-- REQUIRED TASK 1 --
Extract the entire forum thread about literary agents without any changes.
[Begin DOCUMENT EXTRACT]
I know nothing about London agents, having dealt only with the thirsty breed that live in posh flats on the Upper East Side of New York and who support the extended families of pub proprietors on the Lower West Side. 

Your advice about looking for the right kind of agent who handles your kind of writing is critical.


----------



## Mr mitchell (Mar 1, 2012)

Well done Loulou and Congratulations is in order.:grin:


----------



## JosephB (Mar 2, 2012)

Yeah!! This is fantastic news! I am so proud of you. I don't know what else there is to say except congratulations -- and that this is all very well-deserved. Please keep us posted.


----------



## Loulou (Mar 3, 2012)

Thank you!  I promise to share all I discover, good and bad.  Right now it's just a waiting game because it can take months for publishers to decide/respond to an agent's submission....


----------



## felix (Mar 3, 2012)

I bet that even waiting around is exciting at the moment. 

May I ask how much presence you have concerning publisher submissions? Does the agent form the proposal and then hand it over to you to edit or vice versa, or is it entirely collaborative?


----------



## Loulou (Mar 4, 2012)

Hey felix,

I don't mind answering at all.
[End DOCUMENT EXTRACT]
[Begin MATERIAL SUPPLIED]
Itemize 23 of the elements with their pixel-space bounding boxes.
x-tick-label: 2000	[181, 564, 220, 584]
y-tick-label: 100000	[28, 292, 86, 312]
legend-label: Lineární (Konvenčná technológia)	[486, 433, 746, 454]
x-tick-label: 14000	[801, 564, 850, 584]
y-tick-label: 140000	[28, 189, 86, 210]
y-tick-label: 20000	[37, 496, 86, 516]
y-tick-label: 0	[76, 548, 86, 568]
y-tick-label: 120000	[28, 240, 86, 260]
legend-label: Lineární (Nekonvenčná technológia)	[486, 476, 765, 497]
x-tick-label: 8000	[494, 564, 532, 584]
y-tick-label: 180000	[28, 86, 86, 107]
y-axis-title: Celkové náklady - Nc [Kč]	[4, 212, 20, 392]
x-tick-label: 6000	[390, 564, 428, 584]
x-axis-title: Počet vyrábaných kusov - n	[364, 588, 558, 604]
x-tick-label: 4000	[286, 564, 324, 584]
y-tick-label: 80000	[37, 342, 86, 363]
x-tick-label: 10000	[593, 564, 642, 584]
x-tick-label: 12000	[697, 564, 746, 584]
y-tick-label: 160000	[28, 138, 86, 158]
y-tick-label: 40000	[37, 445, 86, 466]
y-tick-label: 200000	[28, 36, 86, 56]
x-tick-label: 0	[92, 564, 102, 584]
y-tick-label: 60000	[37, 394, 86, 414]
[End MATERIAL SUPPLIED]
-- REQUIRED TASK 2 --
Show every line of the records that contains the string "legend". Case counts.

-- EXPECTED OUTPUT 1 --
I know nothing about London agents, having dealt only with the thirsty breed that live in posh flats on the Upper East Side of New York and who support the extended families of pub proprietors on the Lower West Side. 

Your advice about looking for the right kind of agent who handles your kind of writing is critical.


----------



## Mr mitchell (Mar 1, 2012)

Well done Loulou and Congratulations is in order.:grin:


----------



## JosephB (Mar 2, 2012)

Yeah!! This is fantastic news! I am so proud of you. I don't know what else there is to say except congratulations -- and that this is all very well-deserved. Please keep us posted.


----------



## Loulou (Mar 3, 2012)

Thank you!  I promise to share all I discover, good and bad.  Right now it's just a waiting game because it can take months for publishers to decide/respond to an agent's submission....


----------



## felix (Mar 3, 2012)

I bet that even waiting around is exciting at the moment. 

May I ask how much presence you have concerning publisher submissions? Does the agent form the proposal and then hand it over to you to edit or vice versa, or is it entirely collaborative?


----------



## Loulou (Mar 4, 2012)

Hey felix,

I don't mind answering at all.

-- EXPECTED OUTPUT 2 --
legend-label: Lineární (Konvenčná technológia)	[486, 433, 746, 454]
legend-label: Lineární (Nekonvenčná technológia)	[486, 476, 765, 497]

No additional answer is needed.